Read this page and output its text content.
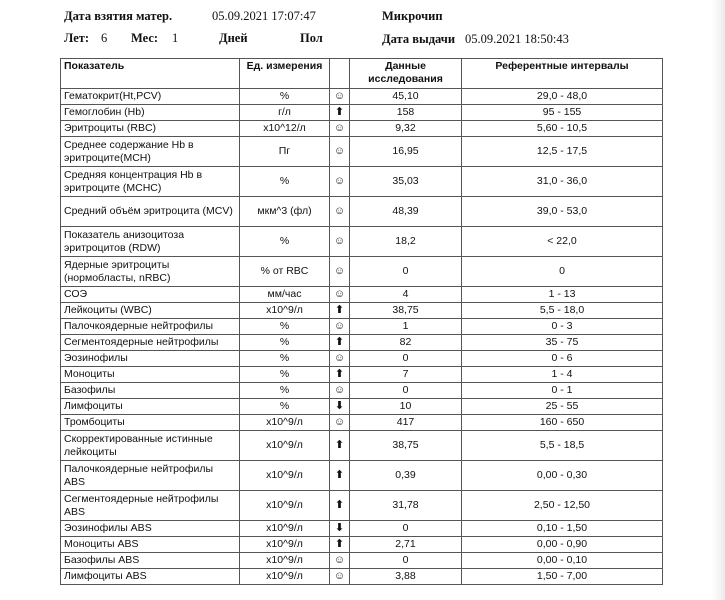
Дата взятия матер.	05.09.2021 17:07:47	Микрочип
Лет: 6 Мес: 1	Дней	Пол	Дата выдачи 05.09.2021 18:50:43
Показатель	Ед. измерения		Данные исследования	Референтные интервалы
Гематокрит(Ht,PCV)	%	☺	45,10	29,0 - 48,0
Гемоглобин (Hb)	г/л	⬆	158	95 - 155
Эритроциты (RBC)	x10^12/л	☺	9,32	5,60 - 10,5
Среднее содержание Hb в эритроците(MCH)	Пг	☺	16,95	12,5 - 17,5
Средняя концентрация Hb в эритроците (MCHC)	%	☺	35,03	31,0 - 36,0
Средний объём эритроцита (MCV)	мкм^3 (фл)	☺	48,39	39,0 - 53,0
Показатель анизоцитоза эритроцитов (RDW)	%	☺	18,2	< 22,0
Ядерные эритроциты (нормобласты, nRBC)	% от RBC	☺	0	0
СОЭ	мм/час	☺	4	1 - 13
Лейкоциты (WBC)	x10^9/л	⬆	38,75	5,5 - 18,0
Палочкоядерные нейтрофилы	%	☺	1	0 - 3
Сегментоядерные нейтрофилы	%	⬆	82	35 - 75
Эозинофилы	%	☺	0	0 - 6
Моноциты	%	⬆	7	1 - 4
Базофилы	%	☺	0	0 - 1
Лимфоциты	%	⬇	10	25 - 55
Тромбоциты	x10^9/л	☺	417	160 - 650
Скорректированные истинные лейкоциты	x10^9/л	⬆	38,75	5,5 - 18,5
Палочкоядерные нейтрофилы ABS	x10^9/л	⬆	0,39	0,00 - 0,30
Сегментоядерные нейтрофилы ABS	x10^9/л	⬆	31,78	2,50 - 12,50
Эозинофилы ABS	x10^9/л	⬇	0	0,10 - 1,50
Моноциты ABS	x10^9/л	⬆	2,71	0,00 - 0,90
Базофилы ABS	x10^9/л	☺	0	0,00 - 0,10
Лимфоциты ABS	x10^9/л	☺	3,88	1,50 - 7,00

----

**What is asked**
Gather each line in the data that holds the string "Палочкоядерные".

**Solution to this exercise**
Палочкоядерные нейтрофилы	%	☺	1	0 - 3
Палочкоядерные нейтрофилы ABS	x10^9/л	⬆	0,39	0,00 - 0,30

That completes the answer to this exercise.